> _What is required_
Read the data and repeat all of it exactly.

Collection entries
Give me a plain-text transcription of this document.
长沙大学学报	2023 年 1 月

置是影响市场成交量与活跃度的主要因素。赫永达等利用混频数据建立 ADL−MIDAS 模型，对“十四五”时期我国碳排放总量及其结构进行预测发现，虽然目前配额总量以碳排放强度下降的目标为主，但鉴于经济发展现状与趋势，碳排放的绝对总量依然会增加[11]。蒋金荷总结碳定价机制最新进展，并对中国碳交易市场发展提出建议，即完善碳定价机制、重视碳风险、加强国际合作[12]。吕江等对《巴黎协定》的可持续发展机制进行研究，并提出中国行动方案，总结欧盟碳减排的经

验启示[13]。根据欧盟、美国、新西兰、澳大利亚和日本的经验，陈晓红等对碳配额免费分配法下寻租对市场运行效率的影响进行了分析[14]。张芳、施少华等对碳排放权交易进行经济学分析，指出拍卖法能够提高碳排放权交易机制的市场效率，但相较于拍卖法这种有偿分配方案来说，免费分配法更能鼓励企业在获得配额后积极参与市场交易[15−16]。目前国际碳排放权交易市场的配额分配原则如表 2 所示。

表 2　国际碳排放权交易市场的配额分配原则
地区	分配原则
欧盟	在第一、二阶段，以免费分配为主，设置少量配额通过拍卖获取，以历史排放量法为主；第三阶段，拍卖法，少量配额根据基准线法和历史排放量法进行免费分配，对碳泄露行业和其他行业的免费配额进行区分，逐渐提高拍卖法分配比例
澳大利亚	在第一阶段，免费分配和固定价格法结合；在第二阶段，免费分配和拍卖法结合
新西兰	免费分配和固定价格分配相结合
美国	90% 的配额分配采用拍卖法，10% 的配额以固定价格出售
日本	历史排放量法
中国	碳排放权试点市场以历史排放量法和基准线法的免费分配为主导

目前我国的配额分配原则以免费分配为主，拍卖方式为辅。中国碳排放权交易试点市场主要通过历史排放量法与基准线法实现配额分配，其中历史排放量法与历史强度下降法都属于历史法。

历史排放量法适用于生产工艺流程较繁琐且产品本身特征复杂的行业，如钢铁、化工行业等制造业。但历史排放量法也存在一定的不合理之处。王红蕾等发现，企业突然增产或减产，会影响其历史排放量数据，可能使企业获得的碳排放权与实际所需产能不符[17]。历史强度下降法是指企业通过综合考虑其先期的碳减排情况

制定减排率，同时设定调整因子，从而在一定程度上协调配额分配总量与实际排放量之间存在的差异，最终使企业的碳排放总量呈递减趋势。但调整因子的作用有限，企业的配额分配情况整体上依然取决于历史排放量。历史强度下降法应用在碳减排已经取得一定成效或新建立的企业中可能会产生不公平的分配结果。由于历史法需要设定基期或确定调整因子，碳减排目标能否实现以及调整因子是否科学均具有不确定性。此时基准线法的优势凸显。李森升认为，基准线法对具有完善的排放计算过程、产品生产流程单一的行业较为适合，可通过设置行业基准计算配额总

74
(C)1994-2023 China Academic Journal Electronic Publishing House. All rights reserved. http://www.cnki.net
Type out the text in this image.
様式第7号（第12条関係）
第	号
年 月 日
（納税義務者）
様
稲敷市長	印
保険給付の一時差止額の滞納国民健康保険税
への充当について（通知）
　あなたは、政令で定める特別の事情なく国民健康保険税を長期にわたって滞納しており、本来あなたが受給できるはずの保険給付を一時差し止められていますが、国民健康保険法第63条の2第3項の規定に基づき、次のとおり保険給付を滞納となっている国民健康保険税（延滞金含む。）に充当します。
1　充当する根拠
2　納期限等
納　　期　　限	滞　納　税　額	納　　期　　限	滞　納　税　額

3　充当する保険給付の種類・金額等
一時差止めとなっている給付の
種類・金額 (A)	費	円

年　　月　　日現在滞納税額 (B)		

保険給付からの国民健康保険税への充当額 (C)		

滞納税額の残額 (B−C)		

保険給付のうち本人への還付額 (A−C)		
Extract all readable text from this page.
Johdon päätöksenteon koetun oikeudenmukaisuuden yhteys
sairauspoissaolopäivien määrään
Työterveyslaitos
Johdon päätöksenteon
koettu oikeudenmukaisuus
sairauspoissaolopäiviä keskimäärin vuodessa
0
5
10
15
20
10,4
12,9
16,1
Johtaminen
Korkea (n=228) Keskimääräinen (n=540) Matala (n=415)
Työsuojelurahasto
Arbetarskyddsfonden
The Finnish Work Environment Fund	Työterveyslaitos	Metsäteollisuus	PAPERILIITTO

> _Answer to this task_
Give me a plain-text transcription of this document.
长沙大学学报	2023 年 1 月

置是影响市场成交量与活跃度的主要因素。赫永达等利用混频数据建立 ADL−MIDAS 模型，对“十四五”时期我国碳排放总量及其结构进行预测发现，虽然目前配额总量以碳排放强度下降的目标为主，但鉴于经济发展现状与趋势，碳排放的绝对总量依然会增加[11]。蒋金荷总结碳定价机制最新进展，并对中国碳交易市场发展提出建议，即完善碳定价机制、重视碳风险、加强国际合作[12]。吕江等对《巴黎协定》的可持续发展机制进行研究，并提出中国行动方案，总结欧盟碳减排的经

验启示[13]。根据欧盟、美国、新西兰、澳大利亚和日本的经验，陈晓红等对碳配额免费分配法下寻租对市场运行效率的影响进行了分析[14]。张芳、施少华等对碳排放权交易进行经济学分析，指出拍卖法能够提高碳排放权交易机制的市场效率，但相较于拍卖法这种有偿分配方案来说，免费分配法更能鼓励企业在获得配额后积极参与市场交易[15−16]。目前国际碳排放权交易市场的配额分配原则如表 2 所示。

表 2　国际碳排放权交易市场的配额分配原则
地区	分配原则
欧盟	在第一、二阶段，以免费分配为主，设置少量配额通过拍卖获取，以历史排放量法为主；第三阶段，拍卖法，少量配额根据基准线法和历史排放量法进行免费分配，对碳泄露行业和其他行业的免费配额进行区分，逐渐提高拍卖法分配比例
澳大利亚	在第一阶段，免费分配和固定价格法结合；在第二阶段，免费分配和拍卖法结合
新西兰	免费分配和固定价格分配相结合
美国	90% 的配额分配采用拍卖法，10% 的配额以固定价格出售
日本	历史排放量法
中国	碳排放权试点市场以历史排放量法和基准线法的免费分配为主导

目前我国的配额分配原则以免费分配为主，拍卖方式为辅。中国碳排放权交易试点市场主要通过历史排放量法与基准线法实现配额分配，其中历史排放量法与历史强度下降法都属于历史法。

历史排放量法适用于生产工艺流程较繁琐且产品本身特征复杂的行业，如钢铁、化工行业等制造业。但历史排放量法也存在一定的不合理之处。王红蕾等发现，企业突然增产或减产，会影响其历史排放量数据，可能使企业获得的碳排放权与实际所需产能不符[17]。历史强度下降法是指企业通过综合考虑其先期的碳减排情况

制定减排率，同时设定调整因子，从而在一定程度上协调配额分配总量与实际排放量之间存在的差异，最终使企业的碳排放总量呈递减趋势。但调整因子的作用有限，企业的配额分配情况整体上依然取决于历史排放量。历史强度下降法应用在碳减排已经取得一定成效或新建立的企业中可能会产生不公平的分配结果。由于历史法需要设定基期或确定调整因子，碳减排目标能否实现以及调整因子是否科学均具有不确定性。此时基准线法的优势凸显。李森升认为，基准线法对具有完善的排放计算过程、产品生产流程单一的行业较为适合，可通过设置行业基准计算配额总

74
(C)1994-2023 China Academic Journal Electronic Publishing House. All rights reserved. http://www.cnki.net
Type out the text in this image.
様式第7号（第12条関係）
第	号
年 月 日
（納税義務者）
様
稲敷市長	印
保険給付の一時差止額の滞納国民健康保険税
への充当について（通知）
　あなたは、政令で定める特別の事情なく国民健康保険税を長期にわたって滞納しており、本来あなたが受給できるはずの保険給付を一時差し止められていますが、国民健康保険法第63条の2第3項の規定に基づき、次のとおり保険給付を滞納となっている国民健康保険税（延滞金含む。）に充当します。
1　充当する根拠
2　納期限等
納　　期　　限	滞　納　税　額	納　　期　　限	滞　納　税　額

3　充当する保険給付の種類・金額等
一時差止めとなっている給付の
種類・金額 (A)	費	円

年　　月　　日現在滞納税額 (B)		

保険給付からの国民健康保険税への充当額 (C)		

滞納税額の残額 (B−C)		

保険給付のうち本人への還付額 (A−C)		
Extract all readable text from this page.
Johdon päätöksenteon koetun oikeudenmukaisuuden yhteys
sairauspoissaolopäivien määrään
Työterveyslaitos
Johdon päätöksenteon
koettu oikeudenmukaisuus
sairauspoissaolopäiviä keskimäärin vuodessa
0
5
10
15
20
10,4
12,9
16,1
Johtaminen
Korkea (n=228) Keskimääräinen (n=540) Matala (n=415)
Työsuojelurahasto
Arbetarskyddsfonden
The Finnish Work Environment Fund	Työterveyslaitos	Metsäteollisuus	PAPERILIITTO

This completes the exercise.